# Handling aggressive  tarantulas



## anitec21 (Apr 20, 2012)

So people tell my have you handled a tarantula that's known to be aggressive and skittish?

---------- Post added 04-20-2012 at 12:15 AM ----------

Me not my lol


----------



## pwilson5 (Apr 20, 2012)

while i dont really recomend holding "defensive" Ts.. i find that most of them tend to calm down a bit when you get them outside their burrow..

my BIG h lividum






the above pic was right when i got her.. now shes a happy pet hole. lol


----------



## tarantulagirl10 (Apr 20, 2012)

I don't usually hold any of my ts. Occasionally while rehousing or when my 12 year old wants to hold one we will hold one of the more docile species. That is very rare though.


----------



## anitec21 (Apr 20, 2012)

Thats cool I would be sweating if handling that one lol


----------



## SgtSparkles (Apr 20, 2012)

i'd rather not, my grumpy guys are a no go on holding


----------



## AReaHerps (Apr 21, 2012)

Most of my Ts now are slings except for my wife's B. smithi 

I used to love holding ALL my Ts when I was younger. Now though, I'm much more paranoid that one would get spooked, dash, and have a fatal tumble. Simply not worth it to me. I would much rather enjoy my babies with plastic or glass between us than to see them die before my eyes. I know that seems extreme but when I do have the urge, I'll hold my little curly hair and literally just lay down near the ground. 

Sent from my Android Tapatalk App!


----------



## pwilson5 (Apr 21, 2012)

yeah anitec, i was rehousing her.. she bolted up my arm and was sitting on the back of my neck.. thankfully my fiance was home and helped me remove her...

can you imagine trying to reach back where you cant see and grabbing a 6" haplo?? *shudders*


----------



## crawltech (Apr 21, 2012)

check out my youtube,..i do some poeci handleing,..although they arent being aggresive, or defensive...not even very skittish,..

.......I guess that doesnt count then.


----------



## Storm76 (Apr 21, 2012)

crawltech said:


> check out my youtube,..i do some poeci handleing,..although they arent being aggresive, or defensive...not even very skittish,..
> 
> .......I guess that doesnt count then.


Doesn't count! Your's seem to be always high or something - you sure you don't grow weed in your enclosures? 

Fun aside - you have A LOT of experience with them, buddy. I wouldn't suggest to handle "hot" species as a beginner and not when having had those for a couple weeks and thinking you KNOW them either.

Aside from that, personally, I don't handle any of mine unless they happen to run onto me. They don't benefit from that, so why bother?


----------



## anitec21 (Apr 22, 2012)

AReaHerps said:


> Most of my Ts now are slings except for my wife's B. smithi
> 
> I used to love holding ALL my Ts when I was younger. Now though, I'm much more paranoid that one would get spooked, dash, and have a fatal tumble. Simply not worth it to me. I would much rather enjoy my babies with plastic or glass between us than to see them die before my eyes. I know that seems extreme but when I do have the urge, I'll hold my little curly hair and literally just lay down near the ground.

_DATASET CONTENT_:

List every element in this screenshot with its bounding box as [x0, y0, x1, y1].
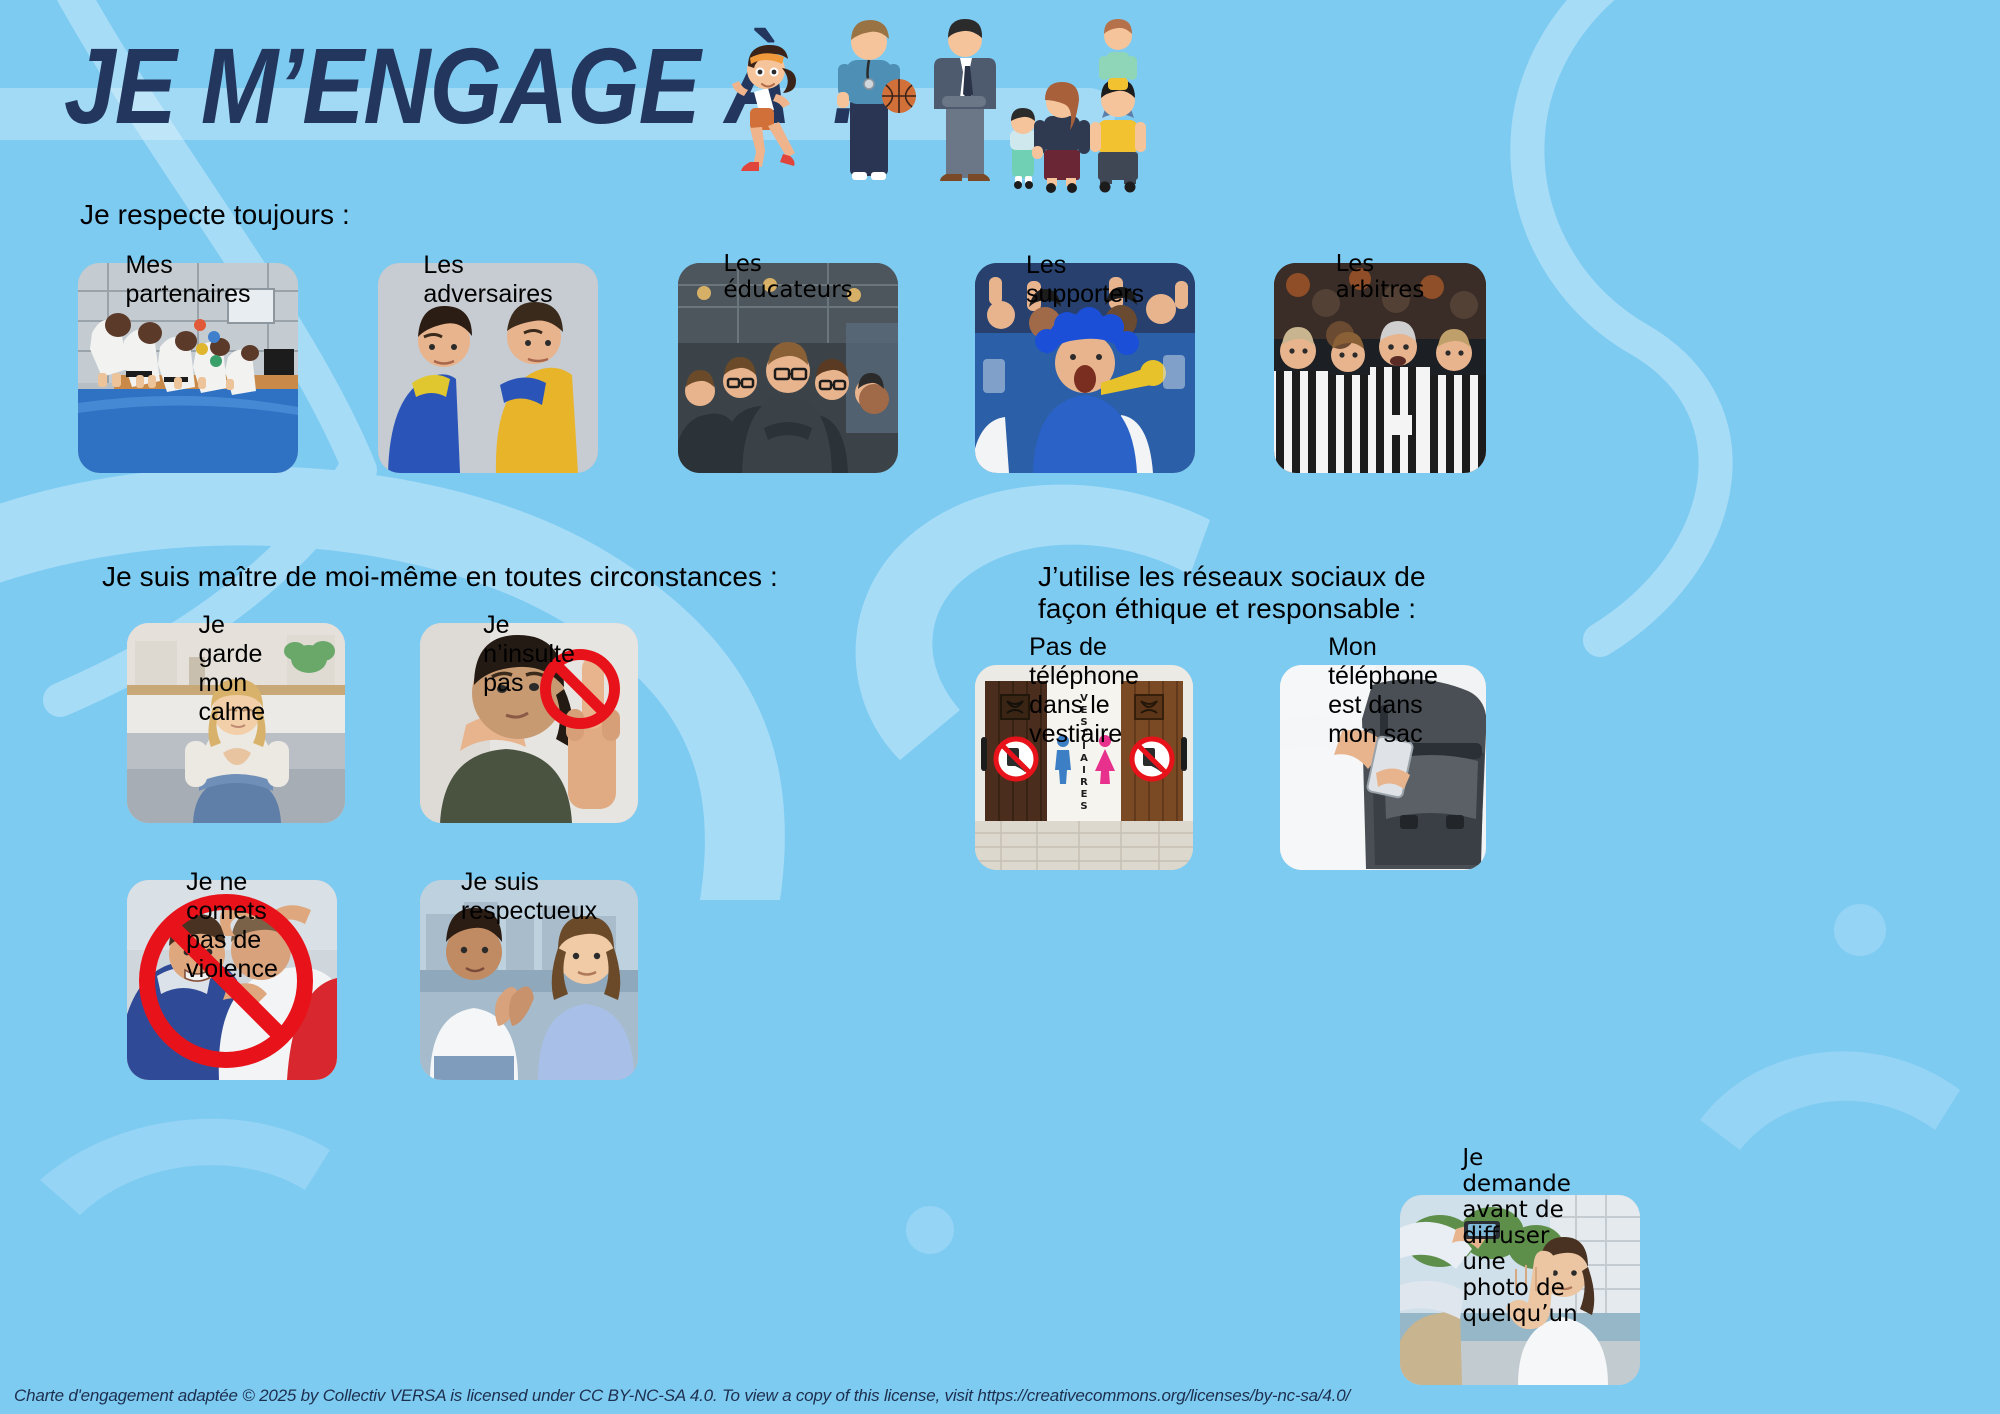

_WRITTEN TASK 1_:
Answer these from the thread on handling aggressive tarantulas:
(a) Who helped pwilson5 get the tarantula off the back of pwilson5's neck?
(b) Which tarantula does AReaHerps name as the exception among mostly slings, and whose is it?
(c) How old is the child of tarantulagirl10 who sometimes wants to hold one?
_WRITTEN TASK 2_: Extend the forum thread on handling aggressive tarantulas, continuing from the point where it stops.
The material plays no part in what follows.

_ANSWER 1_:
(a) pwilson5's fiance
(b) A B. smithi belonging to AReaHerps's wife
(c) 12 years old

_ANSWER 2_:
> 
> Sent from my Android Tapatalk App!


i was paranoid at first with my G.Rosea biting the feeding tong but i handle them except for my B.Vagans its defensive.

---------- Post added 04-22-2012 at 08:55 PM ----------




crawltech said:


> check out my youtube,..i do some poeci handleing,..although they arent being aggresive, or defensive...not even very skittish,..
> 
> .......I guess that doesnt count then.


Your brave to handle those i would be nervous lol

Reactions: Like 1


----------



## Zman181 (Apr 22, 2012)

pwilson5 said:


> while i dont really recomend holding "defensive" Ts.. i find that most of them tend to calm down a bit when you get them outside their burrow..
> 
> my BIG h lividum
> 
> ...


Wow!  That is a BEAUTIFUL picture :worship:


----------



## anitec21 (Apr 22, 2012)

Storm76 said:


> Doesn't count! Your's seem to be always high or something - you sure you don't grow weed in your enclosures?
> 
> Fun aside - you have A LOT of experience with them, buddy. I wouldn't suggest to handle "hot" species as a beginner and not when having had those for a couple weeks and thinking you KNOW them either.
> 
> Aside from that, personally, I don't handle any of mine unless they happen to run onto me. They don't benefit from that, so why bother?


My last tarantula i handled was the G.Rosea


----------



## Cnorris (Apr 23, 2012)

She is gorgeous!


----------



## cacoseraph (Apr 23, 2012)

sometimes i do


----------



## notsobear (Apr 23, 2012)

i have yet to let my poki's crawl aroudn on me, i got my regalis 2 weeks ago he is making a nice burrow and really skiddish, so ill give him some time to get used to me before i start lettign him crawl around ,
and my Ornata just molted so i really wanna be careful with her 
been itching to feed her tho her buts so tiny!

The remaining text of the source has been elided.